SOAL LATIHAN 1: Salin bagian artikel tentang hutan bakau di bawah ini, mulai dari "Kawasan Bakau Itu" sampai "Kuta (Kabupaten Badung).", dan tukar "Pemerintah Jepang" dengan "Pemerintah Korea Selatan".
------ TEKS HASIL EKSTRAKSI ------
Kawasan Bakau Itu Pun Jadi "Hutan'' Sampah

Sumber:Suara Pembaruan - 07 April 2007
Kategori:Sampah Luar Jakarta
Bali terkenal dengan wisata budaya dan baharinya, namun di provinsi ini terdapat taman hutan raya (tahura) menarik, yakni hutan bakau (mangrove) seluas 1.373 hektare. Hutan yang dibuat atas kerja sama dengan Pemerintah Jepang itu terdapat di Kecamatan Denpasar Selatan, dan Kecamatan Kuta (Kabupaten Badung).

Hutan yang penuh dengan kekayaan alam itu di bawah pengawasan Balai Pengelolaan Hutan Bakau Wilayah I Departemen Kehutanan. Menurut Kepala Balai Pengelolaan Hutan Bakau Wilayah I, Sasmitohadi, sebelum dibuat hutan bakau, kawasan ini masih berupa tambak dan lahan-lahan pantai yang rusak, sehingga apabila terjadi bencana tsunami ketika itu, sangat riskan bagi Provinsi Bali.
------
SOAL LATIHAN 2: Tuliskan kembali kata demi kata entri di bawah ini, mulai dari awal entri sampai baris yang memuat "- heatmap-cell: [249, 756, 319, 760]", termasuk baris itu.
------ ENTRI HASIL EKSTRAKSI ------
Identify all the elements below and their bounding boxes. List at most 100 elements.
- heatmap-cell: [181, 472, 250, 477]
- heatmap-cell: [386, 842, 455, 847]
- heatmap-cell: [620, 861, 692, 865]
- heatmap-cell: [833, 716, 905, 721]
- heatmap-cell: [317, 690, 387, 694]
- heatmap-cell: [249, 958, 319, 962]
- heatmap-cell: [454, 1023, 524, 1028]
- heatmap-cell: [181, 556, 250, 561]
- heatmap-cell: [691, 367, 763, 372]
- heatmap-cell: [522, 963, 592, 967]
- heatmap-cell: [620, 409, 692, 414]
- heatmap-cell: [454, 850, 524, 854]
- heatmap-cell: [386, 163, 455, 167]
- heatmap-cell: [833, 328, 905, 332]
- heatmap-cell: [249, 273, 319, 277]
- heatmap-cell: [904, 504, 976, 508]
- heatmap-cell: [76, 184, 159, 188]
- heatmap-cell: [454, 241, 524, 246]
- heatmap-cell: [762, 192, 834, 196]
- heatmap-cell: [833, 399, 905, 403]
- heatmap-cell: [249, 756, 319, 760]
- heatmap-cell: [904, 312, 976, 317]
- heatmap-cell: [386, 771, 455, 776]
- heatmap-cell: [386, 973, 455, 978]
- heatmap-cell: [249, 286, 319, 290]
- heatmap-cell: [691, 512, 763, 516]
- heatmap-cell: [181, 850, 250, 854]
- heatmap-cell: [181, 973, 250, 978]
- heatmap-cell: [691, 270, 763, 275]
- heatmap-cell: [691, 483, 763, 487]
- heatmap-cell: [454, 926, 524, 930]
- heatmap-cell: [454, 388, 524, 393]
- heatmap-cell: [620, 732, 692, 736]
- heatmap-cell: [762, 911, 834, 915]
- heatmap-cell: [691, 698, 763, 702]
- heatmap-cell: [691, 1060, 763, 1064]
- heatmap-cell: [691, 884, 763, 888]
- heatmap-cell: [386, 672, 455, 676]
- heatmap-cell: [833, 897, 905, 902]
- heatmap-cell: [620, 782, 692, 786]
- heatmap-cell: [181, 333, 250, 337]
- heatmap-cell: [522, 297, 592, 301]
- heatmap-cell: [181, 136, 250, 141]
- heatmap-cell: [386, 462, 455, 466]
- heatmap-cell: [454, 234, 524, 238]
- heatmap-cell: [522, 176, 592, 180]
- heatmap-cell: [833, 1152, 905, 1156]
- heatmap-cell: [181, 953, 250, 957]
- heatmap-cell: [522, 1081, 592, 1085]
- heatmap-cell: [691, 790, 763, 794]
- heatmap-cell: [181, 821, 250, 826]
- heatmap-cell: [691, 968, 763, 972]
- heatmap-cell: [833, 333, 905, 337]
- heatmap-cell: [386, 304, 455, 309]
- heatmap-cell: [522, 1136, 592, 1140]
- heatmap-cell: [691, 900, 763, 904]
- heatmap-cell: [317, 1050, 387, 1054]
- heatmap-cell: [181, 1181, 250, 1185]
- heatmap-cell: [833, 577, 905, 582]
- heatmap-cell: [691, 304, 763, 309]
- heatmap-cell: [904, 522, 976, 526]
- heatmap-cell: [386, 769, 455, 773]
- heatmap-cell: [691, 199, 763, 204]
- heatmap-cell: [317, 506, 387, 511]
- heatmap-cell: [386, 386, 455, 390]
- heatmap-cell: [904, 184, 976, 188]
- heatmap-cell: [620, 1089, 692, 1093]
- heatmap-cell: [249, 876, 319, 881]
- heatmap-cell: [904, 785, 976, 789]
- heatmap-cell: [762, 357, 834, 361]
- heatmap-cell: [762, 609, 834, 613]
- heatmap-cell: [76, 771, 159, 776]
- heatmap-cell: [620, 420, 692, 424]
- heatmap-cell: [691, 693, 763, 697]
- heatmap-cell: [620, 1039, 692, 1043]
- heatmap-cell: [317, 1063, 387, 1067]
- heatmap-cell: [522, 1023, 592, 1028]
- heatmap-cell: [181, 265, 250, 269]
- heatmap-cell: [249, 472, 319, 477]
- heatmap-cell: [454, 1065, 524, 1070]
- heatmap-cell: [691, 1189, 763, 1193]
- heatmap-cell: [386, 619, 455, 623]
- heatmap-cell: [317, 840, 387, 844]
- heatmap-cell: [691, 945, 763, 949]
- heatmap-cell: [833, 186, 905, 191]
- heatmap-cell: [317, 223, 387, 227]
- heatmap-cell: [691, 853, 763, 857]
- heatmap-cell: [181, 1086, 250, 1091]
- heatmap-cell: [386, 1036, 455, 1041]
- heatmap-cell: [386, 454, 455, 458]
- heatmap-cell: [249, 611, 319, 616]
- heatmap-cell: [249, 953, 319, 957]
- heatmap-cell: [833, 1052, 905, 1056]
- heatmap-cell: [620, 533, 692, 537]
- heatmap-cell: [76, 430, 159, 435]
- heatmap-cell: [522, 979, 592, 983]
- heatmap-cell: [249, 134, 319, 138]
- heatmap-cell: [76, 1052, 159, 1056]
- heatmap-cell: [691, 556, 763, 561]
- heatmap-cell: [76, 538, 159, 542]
------
JAWABAN 1:
Kawasan Bakau Itu Pun Jadi "Hutan'' Sampah

Sumber:Suara Pembaruan - 07 April 2007
Kategori:Sampah Luar Jakarta
Bali terkenal dengan wisata budaya dan baharinya, namun di provinsi ini terdapat taman hutan raya (tahura) menarik, yakni hutan bakau (mangrove) seluas 1.373 hektare. Hutan yang dibuat atas kerja sama dengan Pemerintah Korea Selatan itu terdapat di Kecamatan Denpasar Selatan, dan Kecamatan Kuta (Kabupaten Badung).

JAWABAN 2:
Identify all the elements below and their bounding boxes. List at most 100 elements.
- heatmap-cell: [181, 472, 250, 477]
- heatmap-cell: [386, 842, 455, 847]
- heatmap-cell: [620, 861, 692, 865]
- heatmap-cell: [833, 716, 905, 721]
- heatmap-cell: [317, 690, 387, 694]
- heatmap-cell: [249, 958, 319, 962]
- heatmap-cell: [454, 1023, 524, 1028]
- heatmap-cell: [181, 556, 250, 561]
- heatmap-cell: [691, 367, 763, 372]
- heatmap-cell: [522, 963, 592, 967]
- heatmap-cell: [620, 409, 692, 414]
- heatmap-cell: [454, 850, 524, 854]
- heatmap-cell: [386, 163, 455, 167]
- heatmap-cell: [833, 328, 905, 332]
- heatmap-cell: [249, 273, 319, 277]
- heatmap-cell: [904, 504, 976, 508]
- heatmap-cell: [76, 184, 159, 188]
- heatmap-cell: [454, 241, 524, 246]
- heatmap-cell: [762, 192, 834, 196]
- heatmap-cell: [833, 399, 905, 403]
- heatmap-cell: [249, 756, 319, 760]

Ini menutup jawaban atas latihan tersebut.